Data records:

* * * * * * *

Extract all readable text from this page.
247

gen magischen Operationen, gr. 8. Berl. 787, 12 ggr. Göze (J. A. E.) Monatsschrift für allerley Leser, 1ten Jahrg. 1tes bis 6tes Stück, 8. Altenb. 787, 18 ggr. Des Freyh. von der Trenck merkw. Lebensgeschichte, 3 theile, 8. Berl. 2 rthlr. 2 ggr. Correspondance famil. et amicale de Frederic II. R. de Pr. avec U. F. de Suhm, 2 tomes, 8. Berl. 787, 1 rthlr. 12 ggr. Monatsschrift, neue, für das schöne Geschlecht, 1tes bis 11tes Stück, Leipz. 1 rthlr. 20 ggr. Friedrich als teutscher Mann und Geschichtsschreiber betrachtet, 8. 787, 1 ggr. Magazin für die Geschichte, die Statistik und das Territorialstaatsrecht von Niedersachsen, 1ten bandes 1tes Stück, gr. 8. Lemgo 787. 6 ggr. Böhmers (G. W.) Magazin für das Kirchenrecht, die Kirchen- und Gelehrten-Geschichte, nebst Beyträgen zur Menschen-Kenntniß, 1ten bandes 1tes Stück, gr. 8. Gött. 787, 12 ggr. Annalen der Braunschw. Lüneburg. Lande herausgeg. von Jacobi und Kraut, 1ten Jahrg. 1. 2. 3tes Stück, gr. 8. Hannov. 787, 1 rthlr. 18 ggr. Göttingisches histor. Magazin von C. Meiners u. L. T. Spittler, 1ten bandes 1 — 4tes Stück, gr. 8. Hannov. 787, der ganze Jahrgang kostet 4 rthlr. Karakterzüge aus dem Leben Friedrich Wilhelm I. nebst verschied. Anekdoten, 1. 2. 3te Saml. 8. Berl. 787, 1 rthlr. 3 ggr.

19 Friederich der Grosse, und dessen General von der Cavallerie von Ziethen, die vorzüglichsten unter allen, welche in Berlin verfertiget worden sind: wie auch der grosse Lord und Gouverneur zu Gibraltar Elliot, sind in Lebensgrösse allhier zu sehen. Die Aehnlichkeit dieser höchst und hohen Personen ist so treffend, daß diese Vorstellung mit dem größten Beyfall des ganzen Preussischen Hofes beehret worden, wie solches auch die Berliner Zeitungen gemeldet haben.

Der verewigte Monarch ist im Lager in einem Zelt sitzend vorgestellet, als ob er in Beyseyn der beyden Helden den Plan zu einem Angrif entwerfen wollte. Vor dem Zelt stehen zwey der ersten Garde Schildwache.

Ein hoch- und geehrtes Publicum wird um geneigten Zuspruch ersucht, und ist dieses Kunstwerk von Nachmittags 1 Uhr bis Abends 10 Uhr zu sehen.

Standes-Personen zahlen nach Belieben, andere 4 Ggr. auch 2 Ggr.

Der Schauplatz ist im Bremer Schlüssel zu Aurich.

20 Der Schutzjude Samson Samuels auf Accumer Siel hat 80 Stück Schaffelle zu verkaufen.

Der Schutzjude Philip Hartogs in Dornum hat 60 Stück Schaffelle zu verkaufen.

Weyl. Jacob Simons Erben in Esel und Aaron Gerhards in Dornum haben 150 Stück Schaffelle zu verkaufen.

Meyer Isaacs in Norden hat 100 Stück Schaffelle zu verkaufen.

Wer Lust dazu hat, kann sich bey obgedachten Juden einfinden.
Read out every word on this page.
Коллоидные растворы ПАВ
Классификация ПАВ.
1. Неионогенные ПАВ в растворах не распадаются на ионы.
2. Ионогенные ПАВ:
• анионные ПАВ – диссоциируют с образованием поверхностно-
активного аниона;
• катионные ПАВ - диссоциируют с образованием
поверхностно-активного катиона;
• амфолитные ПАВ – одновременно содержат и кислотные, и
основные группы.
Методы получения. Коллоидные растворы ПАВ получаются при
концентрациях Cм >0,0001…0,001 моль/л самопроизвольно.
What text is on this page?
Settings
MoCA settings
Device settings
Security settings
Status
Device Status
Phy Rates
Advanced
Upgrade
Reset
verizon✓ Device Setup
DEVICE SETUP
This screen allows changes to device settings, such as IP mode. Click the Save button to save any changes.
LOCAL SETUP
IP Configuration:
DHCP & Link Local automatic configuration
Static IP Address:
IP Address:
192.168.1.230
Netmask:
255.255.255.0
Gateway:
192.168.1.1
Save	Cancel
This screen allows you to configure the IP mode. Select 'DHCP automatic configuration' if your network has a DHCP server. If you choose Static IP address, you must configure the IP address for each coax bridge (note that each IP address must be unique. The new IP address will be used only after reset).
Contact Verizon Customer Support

* * * * * * *

■ What you are asked to do:
Copy the material above, line for line.

■ Output of the task:
Extract all readable text from this page.
247

gen magischen Operationen, gr. 8. Berl. 787, 12 ggr. Göze (J. A. E.) Monatsschrift für allerley Leser, 1ten Jahrg. 1tes bis 6tes Stück, 8. Altenb. 787, 18 ggr. Des Freyh. von der Trenck merkw. Lebensgeschichte, 3 theile, 8. Berl. 2 rthlr. 2 ggr. Correspondance famil. et amicale de Frederic II. R. de Pr. avec U. F. de Suhm, 2 tomes, 8. Berl. 787, 1 rthlr. 12 ggr. Monatsschrift, neue, für das schöne Geschlecht, 1tes bis 11tes Stück, Leipz. 1 rthlr. 20 ggr. Friedrich als teutscher Mann und Geschichtsschreiber betrachtet, 8. 787, 1 ggr. Magazin für die Geschichte, die Statistik und das Territorialstaatsrecht von Niedersachsen, 1ten bandes 1tes Stück, gr. 8. Lemgo 787. 6 ggr. Böhmers (G. W.) Magazin für das Kirchenrecht, die Kirchen- und Gelehrten-Geschichte, nebst Beyträgen zur Menschen-Kenntniß, 1ten bandes 1tes Stück, gr. 8. Gött. 787, 12 ggr. Annalen der Braunschw. Lüneburg. Lande herausgeg. von Jacobi und Kraut, 1ten Jahrg. 1. 2. 3tes Stück, gr. 8. Hannov. 787, 1 rthlr. 18 ggr. Göttingisches histor. Magazin von C. Meiners u. L. T. Spittler, 1ten bandes 1 — 4tes Stück, gr. 8. Hannov. 787, der ganze Jahrgang kostet 4 rthlr. Karakterzüge aus dem Leben Friedrich Wilhelm I. nebst verschied. Anekdoten, 1. 2. 3te Saml. 8. Berl. 787, 1 rthlr. 3 ggr.

19 Friederich der Grosse, und dessen General von der Cavallerie von Ziethen, die vorzüglichsten unter allen, welche in Berlin verfertiget worden sind: wie auch der grosse Lord und Gouverneur zu Gibraltar Elliot, sind in Lebensgrösse allhier zu sehen. Die Aehnlichkeit dieser höchst und hohen Personen ist so treffend, daß diese Vorstellung mit dem größten Beyfall des ganzen Preussischen Hofes beehret worden, wie solches auch die Berliner Zeitungen gemeldet haben.

Der verewigte Monarch ist im Lager in einem Zelt sitzend vorgestellet, als ob er in Beyseyn der beyden Helden den Plan zu einem Angrif entwerfen wollte. Vor dem Zelt stehen zwey der ersten Garde Schildwache.

Ein hoch- und geehrtes Publicum wird um geneigten Zuspruch ersucht, und ist dieses Kunstwerk von Nachmittags 1 Uhr bis Abends 10 Uhr zu sehen.

Standes-Personen zahlen nach Belieben, andere 4 Ggr. auch 2 Ggr.

Der Schauplatz ist im Bremer Schlüssel zu Aurich.

20 Der Schutzjude Samson Samuels auf Accumer Siel hat 80 Stück Schaffelle zu verkaufen.

Der Schutzjude Philip Hartogs in Dornum hat 60 Stück Schaffelle zu verkaufen.

Weyl. Jacob Simons Erben in Esel und Aaron Gerhards in Dornum haben 150 Stück Schaffelle zu verkaufen.

Meyer Isaacs in Norden hat 100 Stück Schaffelle zu verkaufen.

Wer Lust dazu hat, kann sich bey obgedachten Juden einfinden.
Read out every word on this page.
Коллоидные растворы ПАВ
Классификация ПАВ.
1. Неионогенные ПАВ в растворах не распадаются на ионы.
2. Ионогенные ПАВ:
• анионные ПАВ – диссоциируют с образованием поверхностно-
активного аниона;
• катионные ПАВ - диссоциируют с образованием
поверхностно-активного катиона;
• амфолитные ПАВ – одновременно содержат и кислотные, и
основные группы.
Методы получения. Коллоидные растворы ПАВ получаются при
концентрациях Cм >0,0001…0,001 моль/л самопроизвольно.
What text is on this page?
Settings
MoCA settings
Device settings
Security settings
Status
Device Status
Phy Rates
Advanced
Upgrade
Reset
verizon✓ Device Setup
DEVICE SETUP
This screen allows changes to device settings, such as IP mode. Click the Save button to save any changes.
LOCAL SETUP
IP Configuration:
DHCP & Link Local automatic configuration
Static IP Address:
IP Address:
192.168.1.230
Netmask:
255.255.255.0
Gateway:
192.168.1.1
Save	Cancel
This screen allows you to configure the IP mode. Select 'DHCP automatic configuration' if your network has a DHCP server. If you choose Static IP address, you must configure the IP address for each coax bridge (note that each IP address must be unique. The new IP address will be used only after reset).
Contact Verizon Customer Support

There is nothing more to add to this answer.